-- start of Exercise input --

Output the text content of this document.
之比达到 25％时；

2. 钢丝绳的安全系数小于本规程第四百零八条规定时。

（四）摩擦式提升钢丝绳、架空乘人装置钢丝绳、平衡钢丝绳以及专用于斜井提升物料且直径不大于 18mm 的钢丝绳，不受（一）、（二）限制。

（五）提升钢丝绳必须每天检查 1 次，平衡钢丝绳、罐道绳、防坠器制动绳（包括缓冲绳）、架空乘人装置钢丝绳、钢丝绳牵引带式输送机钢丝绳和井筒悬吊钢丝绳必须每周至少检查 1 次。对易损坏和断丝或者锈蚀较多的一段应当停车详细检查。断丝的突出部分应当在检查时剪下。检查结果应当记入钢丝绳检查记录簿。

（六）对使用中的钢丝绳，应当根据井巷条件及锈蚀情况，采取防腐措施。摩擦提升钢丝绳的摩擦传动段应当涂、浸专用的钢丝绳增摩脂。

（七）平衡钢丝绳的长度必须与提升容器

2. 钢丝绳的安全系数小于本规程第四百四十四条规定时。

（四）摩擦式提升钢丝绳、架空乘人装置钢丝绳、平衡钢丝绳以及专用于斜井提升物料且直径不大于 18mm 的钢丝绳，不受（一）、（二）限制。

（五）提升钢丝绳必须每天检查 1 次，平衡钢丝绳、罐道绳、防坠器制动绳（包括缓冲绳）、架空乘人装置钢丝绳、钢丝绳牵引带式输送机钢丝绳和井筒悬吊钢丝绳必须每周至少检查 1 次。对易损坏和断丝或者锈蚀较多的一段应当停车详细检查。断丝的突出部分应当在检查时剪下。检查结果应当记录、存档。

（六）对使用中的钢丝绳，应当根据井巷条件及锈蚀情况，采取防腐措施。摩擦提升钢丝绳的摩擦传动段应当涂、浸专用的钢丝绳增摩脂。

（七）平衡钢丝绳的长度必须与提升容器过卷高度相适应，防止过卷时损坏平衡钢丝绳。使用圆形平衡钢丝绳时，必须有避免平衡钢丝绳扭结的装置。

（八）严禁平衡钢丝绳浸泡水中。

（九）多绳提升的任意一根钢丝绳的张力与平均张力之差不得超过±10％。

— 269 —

-- end of Exercise input --

• [What the task requires]: Make a verbatim copy of every entry shown above.

• [Reply to the exercise]:
Output the text content of this document.
之比达到 25％时；

2. 钢丝绳的安全系数小于本规程第四百零八条规定时。

（四）摩擦式提升钢丝绳、架空乘人装置钢丝绳、平衡钢丝绳以及专用于斜井提升物料且直径不大于 18mm 的钢丝绳，不受（一）、（二）限制。

（五）提升钢丝绳必须每天检查 1 次，平衡钢丝绳、罐道绳、防坠器制动绳（包括缓冲绳）、架空乘人装置钢丝绳、钢丝绳牵引带式输送机钢丝绳和井筒悬吊钢丝绳必须每周至少检查 1 次。对易损坏和断丝或者锈蚀较多的一段应当停车详细检查。断丝的突出部分应当在检查时剪下。检查结果应当记入钢丝绳检查记录簿。

（六）对使用中的钢丝绳，应当根据井巷条件及锈蚀情况，采取防腐措施。摩擦提升钢丝绳的摩擦传动段应当涂、浸专用的钢丝绳增摩脂。

（七）平衡钢丝绳的长度必须与提升容器

2. 钢丝绳的安全系数小于本规程第四百四十四条规定时。

（四）摩擦式提升钢丝绳、架空乘人装置钢丝绳、平衡钢丝绳以及专用于斜井提升物料且直径不大于 18mm 的钢丝绳，不受（一）、（二）限制。

（五）提升钢丝绳必须每天检查 1 次，平衡钢丝绳、罐道绳、防坠器制动绳（包括缓冲绳）、架空乘人装置钢丝绳、钢丝绳牵引带式输送机钢丝绳和井筒悬吊钢丝绳必须每周至少检查 1 次。对易损坏和断丝或者锈蚀较多的一段应当停车详细检查。断丝的突出部分应当在检查时剪下。检查结果应当记录、存档。

（六）对使用中的钢丝绳，应当根据井巷条件及锈蚀情况，采取防腐措施。摩擦提升钢丝绳的摩擦传动段应当涂、浸专用的钢丝绳增摩脂。

（七）平衡钢丝绳的长度必须与提升容器过卷高度相适应，防止过卷时损坏平衡钢丝绳。使用圆形平衡钢丝绳时，必须有避免平衡钢丝绳扭结的装置。

（八）严禁平衡钢丝绳浸泡水中。

（九）多绳提升的任意一根钢丝绳的张力与平均张力之差不得超过±10％。

— 269 —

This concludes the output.